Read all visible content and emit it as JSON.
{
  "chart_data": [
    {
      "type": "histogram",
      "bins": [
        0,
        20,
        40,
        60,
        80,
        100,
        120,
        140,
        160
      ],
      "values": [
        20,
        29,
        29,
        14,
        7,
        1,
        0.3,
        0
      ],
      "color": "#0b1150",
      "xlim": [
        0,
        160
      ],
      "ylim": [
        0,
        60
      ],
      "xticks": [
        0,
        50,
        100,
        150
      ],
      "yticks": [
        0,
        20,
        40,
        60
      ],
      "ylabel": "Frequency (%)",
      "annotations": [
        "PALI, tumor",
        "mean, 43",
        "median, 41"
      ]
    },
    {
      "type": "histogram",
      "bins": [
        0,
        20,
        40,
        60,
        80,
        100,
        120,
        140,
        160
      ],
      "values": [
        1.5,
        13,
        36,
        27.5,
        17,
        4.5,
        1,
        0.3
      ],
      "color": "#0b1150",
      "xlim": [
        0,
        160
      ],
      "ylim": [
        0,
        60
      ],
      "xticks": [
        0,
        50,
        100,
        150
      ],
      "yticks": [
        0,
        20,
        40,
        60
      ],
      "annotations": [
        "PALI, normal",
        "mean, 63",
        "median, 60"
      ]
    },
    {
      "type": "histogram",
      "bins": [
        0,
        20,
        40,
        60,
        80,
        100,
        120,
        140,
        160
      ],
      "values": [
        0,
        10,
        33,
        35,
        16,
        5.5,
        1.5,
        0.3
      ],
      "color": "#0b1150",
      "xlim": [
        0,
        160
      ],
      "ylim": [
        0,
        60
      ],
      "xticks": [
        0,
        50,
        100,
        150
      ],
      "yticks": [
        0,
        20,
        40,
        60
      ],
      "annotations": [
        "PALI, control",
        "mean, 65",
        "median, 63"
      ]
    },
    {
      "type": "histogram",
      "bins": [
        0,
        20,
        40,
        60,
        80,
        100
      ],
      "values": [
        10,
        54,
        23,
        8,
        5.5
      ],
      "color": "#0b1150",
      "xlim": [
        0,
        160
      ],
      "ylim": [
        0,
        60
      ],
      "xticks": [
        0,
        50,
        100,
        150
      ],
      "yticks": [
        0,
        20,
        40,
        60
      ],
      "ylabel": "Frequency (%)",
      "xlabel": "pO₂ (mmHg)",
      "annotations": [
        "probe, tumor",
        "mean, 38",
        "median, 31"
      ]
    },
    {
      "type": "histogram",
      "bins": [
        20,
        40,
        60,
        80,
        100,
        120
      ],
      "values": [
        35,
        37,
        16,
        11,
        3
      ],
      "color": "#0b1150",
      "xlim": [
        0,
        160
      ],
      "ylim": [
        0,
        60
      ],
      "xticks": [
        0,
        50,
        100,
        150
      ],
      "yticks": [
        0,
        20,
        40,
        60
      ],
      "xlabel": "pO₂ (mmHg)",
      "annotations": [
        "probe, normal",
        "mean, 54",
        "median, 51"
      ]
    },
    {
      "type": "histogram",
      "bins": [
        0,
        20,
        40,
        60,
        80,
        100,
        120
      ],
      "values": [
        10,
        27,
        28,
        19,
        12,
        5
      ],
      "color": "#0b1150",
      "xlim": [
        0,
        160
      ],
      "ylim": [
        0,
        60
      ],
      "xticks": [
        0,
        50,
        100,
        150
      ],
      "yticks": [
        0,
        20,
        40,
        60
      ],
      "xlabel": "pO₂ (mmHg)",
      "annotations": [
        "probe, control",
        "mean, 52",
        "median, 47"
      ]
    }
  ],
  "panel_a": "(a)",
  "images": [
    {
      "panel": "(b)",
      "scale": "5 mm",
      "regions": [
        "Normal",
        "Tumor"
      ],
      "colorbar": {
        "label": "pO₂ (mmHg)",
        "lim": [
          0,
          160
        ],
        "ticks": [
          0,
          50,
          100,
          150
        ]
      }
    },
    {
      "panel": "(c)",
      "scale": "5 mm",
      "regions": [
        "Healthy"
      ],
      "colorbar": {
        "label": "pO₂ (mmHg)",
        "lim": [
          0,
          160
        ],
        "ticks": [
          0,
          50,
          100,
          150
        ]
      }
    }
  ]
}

*WORK REQUIRED*.
Reply with one number, the count of lines in the entries that hold the string "median".

*EXERCISE RESULT*.
6